WRITTEN TASK
Extract, from the records beneath this instruction, each line that contains the word "Suhail".

MATERIAL
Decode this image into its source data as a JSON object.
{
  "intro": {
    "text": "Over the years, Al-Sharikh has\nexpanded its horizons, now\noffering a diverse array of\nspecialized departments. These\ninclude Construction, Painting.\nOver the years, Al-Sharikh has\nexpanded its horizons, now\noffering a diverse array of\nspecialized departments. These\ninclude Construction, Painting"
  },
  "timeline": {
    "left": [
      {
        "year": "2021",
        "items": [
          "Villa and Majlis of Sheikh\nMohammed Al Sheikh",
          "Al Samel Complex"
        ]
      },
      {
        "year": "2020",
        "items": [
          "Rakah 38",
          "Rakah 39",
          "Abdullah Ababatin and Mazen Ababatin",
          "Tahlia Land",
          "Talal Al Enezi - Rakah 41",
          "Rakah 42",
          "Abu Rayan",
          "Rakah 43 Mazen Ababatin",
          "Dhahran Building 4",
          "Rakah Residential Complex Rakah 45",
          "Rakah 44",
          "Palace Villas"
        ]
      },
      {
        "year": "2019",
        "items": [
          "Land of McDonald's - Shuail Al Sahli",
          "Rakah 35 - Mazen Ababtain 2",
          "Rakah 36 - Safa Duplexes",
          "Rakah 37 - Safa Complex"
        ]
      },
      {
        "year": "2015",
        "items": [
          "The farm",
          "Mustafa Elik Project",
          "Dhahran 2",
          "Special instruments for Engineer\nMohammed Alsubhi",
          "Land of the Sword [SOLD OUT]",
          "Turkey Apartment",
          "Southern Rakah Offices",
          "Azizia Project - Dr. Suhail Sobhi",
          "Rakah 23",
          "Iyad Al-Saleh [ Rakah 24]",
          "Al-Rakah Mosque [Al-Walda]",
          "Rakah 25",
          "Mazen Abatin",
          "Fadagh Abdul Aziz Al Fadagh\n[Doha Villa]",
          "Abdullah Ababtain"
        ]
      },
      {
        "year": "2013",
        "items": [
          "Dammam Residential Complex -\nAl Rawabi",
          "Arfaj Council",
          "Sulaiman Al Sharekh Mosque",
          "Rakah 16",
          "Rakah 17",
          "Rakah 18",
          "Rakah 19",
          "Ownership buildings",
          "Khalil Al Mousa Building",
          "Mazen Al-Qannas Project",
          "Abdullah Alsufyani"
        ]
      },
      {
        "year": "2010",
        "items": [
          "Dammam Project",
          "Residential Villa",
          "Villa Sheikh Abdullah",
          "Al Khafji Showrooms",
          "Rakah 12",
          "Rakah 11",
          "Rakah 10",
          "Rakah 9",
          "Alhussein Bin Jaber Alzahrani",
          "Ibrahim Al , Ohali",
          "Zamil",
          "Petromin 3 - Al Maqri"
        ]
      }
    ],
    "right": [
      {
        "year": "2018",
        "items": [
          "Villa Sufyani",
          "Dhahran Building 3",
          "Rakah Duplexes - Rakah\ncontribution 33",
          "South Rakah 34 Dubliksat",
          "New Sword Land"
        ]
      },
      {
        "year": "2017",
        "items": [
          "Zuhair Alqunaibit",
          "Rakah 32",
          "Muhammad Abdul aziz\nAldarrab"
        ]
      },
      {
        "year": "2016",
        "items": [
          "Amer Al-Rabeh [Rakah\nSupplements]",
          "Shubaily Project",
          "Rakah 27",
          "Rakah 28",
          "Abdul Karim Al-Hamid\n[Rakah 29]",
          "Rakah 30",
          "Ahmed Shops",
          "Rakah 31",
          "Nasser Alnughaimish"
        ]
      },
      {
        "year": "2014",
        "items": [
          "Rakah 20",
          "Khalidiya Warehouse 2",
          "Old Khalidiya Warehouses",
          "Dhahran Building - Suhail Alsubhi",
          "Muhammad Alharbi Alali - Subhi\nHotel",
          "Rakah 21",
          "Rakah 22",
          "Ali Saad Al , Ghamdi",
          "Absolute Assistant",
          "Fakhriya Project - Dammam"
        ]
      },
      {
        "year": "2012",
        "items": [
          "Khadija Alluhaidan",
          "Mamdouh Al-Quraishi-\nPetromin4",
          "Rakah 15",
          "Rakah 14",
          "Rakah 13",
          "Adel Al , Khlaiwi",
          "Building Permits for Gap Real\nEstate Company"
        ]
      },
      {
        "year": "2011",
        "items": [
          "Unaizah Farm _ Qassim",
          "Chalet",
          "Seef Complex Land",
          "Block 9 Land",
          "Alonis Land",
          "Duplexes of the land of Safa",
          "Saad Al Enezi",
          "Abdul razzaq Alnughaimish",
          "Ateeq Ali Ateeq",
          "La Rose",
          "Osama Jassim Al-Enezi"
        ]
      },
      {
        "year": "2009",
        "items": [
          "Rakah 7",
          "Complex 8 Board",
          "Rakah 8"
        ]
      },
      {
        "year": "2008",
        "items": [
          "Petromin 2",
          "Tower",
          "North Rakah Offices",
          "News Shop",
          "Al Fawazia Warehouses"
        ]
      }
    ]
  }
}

CORRECT RESPONSE
          "Azizia Project - Dr. Suhail Sobhi",
          "Dhahran Building - Suhail Alsubhi",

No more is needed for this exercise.